Records supplied ▸
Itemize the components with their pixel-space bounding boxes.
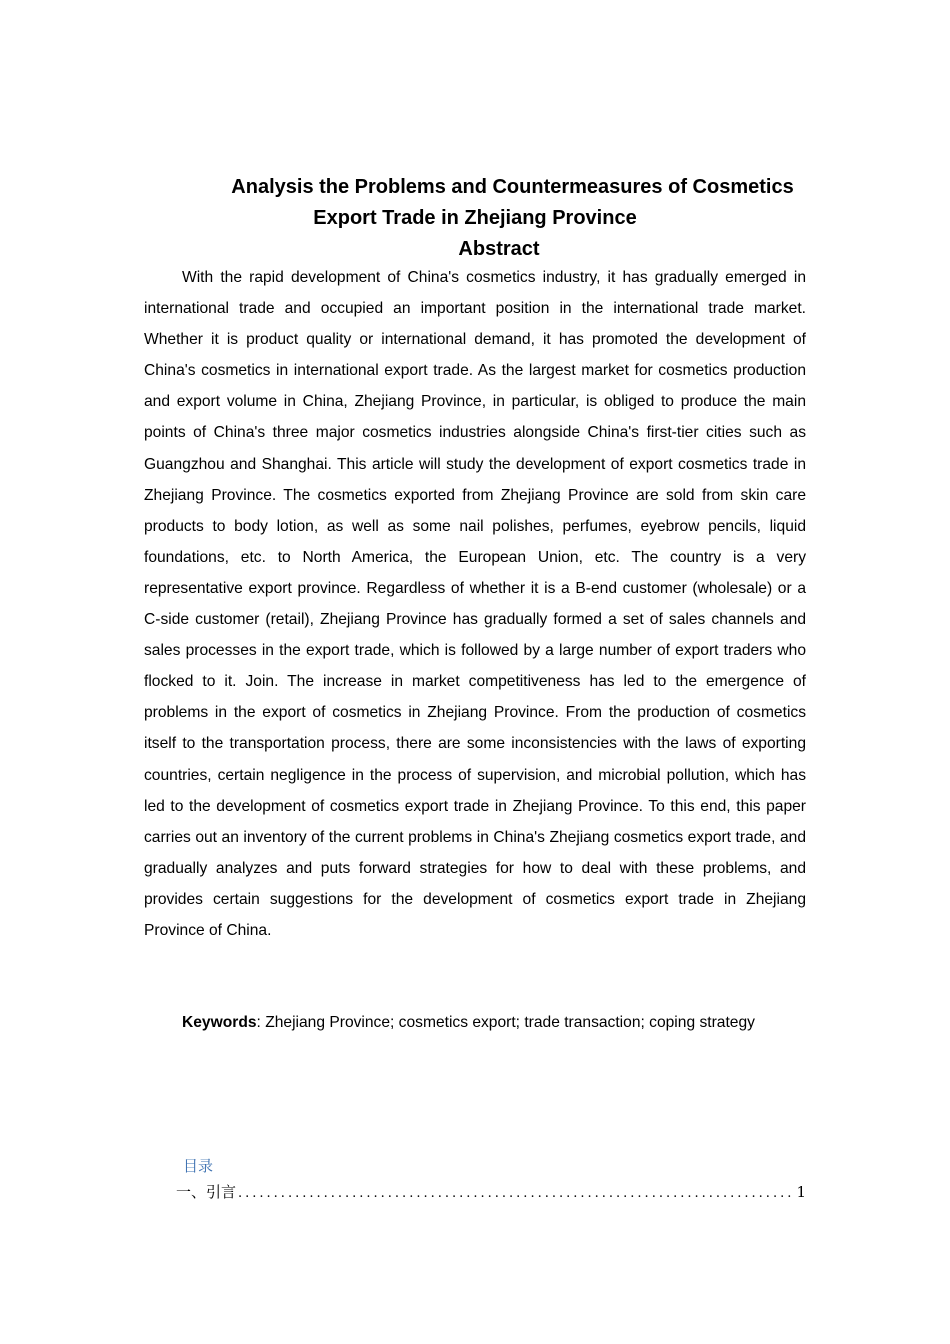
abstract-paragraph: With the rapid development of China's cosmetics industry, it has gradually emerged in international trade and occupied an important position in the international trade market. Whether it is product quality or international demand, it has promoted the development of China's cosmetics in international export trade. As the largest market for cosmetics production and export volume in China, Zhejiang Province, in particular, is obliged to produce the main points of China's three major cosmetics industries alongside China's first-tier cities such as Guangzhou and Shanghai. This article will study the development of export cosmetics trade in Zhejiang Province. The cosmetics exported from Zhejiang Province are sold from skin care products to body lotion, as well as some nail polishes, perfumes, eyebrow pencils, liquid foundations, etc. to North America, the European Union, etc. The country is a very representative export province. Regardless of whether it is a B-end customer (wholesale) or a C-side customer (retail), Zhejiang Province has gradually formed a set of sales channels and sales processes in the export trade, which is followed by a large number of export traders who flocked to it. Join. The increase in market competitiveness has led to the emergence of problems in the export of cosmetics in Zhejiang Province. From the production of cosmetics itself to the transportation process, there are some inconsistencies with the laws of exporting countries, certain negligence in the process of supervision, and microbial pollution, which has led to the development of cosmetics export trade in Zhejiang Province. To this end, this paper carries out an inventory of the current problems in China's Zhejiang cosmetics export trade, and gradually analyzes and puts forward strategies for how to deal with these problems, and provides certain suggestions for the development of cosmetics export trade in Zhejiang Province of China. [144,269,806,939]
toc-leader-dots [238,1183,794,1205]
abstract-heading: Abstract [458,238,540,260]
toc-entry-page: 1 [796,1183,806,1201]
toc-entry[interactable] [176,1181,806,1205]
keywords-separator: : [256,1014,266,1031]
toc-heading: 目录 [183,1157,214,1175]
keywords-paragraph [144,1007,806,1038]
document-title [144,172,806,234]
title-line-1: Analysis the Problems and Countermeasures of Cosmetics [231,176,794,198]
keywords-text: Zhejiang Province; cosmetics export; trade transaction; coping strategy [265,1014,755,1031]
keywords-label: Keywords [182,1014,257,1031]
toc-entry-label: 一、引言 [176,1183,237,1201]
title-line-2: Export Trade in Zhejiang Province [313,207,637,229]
---
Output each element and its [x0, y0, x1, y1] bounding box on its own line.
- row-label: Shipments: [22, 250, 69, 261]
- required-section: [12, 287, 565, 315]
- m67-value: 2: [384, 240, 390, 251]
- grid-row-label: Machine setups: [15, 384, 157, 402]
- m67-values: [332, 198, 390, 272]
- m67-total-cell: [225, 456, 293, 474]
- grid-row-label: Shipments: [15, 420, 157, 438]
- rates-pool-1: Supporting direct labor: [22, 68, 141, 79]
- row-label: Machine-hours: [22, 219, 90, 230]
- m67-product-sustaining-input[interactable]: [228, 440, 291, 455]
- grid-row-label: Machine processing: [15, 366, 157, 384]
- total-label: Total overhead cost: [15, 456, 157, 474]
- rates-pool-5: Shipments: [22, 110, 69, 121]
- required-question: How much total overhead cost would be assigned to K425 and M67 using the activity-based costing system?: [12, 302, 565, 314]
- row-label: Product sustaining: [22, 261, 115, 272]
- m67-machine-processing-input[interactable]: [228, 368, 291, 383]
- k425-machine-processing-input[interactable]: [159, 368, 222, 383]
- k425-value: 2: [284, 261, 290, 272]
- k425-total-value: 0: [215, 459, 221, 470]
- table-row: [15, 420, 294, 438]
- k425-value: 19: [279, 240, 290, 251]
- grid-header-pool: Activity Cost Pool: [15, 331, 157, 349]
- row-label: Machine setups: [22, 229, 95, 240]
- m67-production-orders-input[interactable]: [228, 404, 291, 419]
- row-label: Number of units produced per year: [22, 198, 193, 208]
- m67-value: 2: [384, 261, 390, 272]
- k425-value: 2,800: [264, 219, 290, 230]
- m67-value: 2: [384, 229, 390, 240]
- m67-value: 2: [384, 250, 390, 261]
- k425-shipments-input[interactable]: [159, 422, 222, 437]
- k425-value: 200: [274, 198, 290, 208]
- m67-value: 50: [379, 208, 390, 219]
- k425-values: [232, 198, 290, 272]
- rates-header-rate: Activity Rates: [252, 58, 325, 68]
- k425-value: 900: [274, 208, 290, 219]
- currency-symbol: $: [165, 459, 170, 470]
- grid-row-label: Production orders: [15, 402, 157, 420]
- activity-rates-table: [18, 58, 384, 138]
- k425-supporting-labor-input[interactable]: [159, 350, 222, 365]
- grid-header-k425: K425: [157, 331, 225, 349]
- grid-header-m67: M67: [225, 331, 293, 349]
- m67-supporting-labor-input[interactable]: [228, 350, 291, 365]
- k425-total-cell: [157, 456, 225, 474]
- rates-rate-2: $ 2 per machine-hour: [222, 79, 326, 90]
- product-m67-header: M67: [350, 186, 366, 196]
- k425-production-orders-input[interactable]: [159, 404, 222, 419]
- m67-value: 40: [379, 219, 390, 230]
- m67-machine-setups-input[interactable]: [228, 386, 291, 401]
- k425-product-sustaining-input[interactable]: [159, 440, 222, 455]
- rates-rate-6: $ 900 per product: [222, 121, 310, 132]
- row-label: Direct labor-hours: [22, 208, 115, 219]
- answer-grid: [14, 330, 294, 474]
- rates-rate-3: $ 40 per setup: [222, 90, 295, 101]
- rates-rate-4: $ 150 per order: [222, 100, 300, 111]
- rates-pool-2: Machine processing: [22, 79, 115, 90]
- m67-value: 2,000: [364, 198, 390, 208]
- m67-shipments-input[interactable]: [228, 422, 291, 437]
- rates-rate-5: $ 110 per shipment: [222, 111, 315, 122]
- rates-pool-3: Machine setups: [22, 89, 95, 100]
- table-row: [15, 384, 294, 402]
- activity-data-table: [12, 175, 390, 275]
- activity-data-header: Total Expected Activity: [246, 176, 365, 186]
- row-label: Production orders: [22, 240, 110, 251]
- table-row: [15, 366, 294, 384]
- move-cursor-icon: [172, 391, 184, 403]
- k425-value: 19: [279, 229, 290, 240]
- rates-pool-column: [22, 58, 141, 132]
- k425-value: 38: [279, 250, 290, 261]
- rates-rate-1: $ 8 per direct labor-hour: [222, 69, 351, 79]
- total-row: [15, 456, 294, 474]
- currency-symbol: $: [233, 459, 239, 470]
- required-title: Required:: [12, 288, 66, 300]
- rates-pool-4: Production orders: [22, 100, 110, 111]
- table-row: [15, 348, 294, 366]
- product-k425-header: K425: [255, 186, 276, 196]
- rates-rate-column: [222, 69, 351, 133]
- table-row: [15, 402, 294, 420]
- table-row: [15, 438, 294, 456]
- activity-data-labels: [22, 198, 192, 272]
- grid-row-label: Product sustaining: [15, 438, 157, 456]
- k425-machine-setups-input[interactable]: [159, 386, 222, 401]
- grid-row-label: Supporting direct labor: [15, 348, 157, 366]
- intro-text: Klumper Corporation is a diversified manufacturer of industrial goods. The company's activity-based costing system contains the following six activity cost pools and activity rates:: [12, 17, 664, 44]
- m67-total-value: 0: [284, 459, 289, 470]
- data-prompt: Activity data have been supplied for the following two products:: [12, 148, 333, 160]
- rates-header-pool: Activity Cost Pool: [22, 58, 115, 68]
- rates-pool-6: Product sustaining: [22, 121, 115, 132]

What you need to do ▸
Return, word for word, the lines of the material above, starting with the line that contains "Output each element" and going on through the line that contains "- k425-value: 2: [284, 261, 290, 272]", with both of those lines included.

Solution to this exercise ▸
Output each element and its [x0, y0, x1, y1] bounding box on its own line.
- row-label: Shipments: [22, 250, 69, 261]
- required-section: [12, 287, 565, 315]
- m67-value: 2: [384, 240, 390, 251]
- grid-row-label: Machine setups: [15, 384, 157, 402]
- m67-values: [332, 198, 390, 272]
- m67-total-cell: [225, 456, 293, 474]
- grid-row-label: Shipments: [15, 420, 157, 438]
- rates-pool-1: Supporting direct labor: [22, 68, 141, 79]
- row-label: Machine-hours: [22, 219, 90, 230]
- m67-product-sustaining-input[interactable]: [228, 440, 291, 455]
- grid-row-label: Machine processing: [15, 366, 157, 384]
- total-label: Total overhead cost: [15, 456, 157, 474]
- rates-pool-5: Shipments: [22, 110, 69, 121]
- required-question: How much total overhead cost would be assigned to K425 and M67 using the activity-based costing system?: [12, 302, 565, 314]
- row-label: Product sustaining: [22, 261, 115, 272]
- m67-machine-processing-input[interactable]: [228, 368, 291, 383]
- k425-machine-processing-input[interactable]: [159, 368, 222, 383]
- k425-value: 2: [284, 261, 290, 272]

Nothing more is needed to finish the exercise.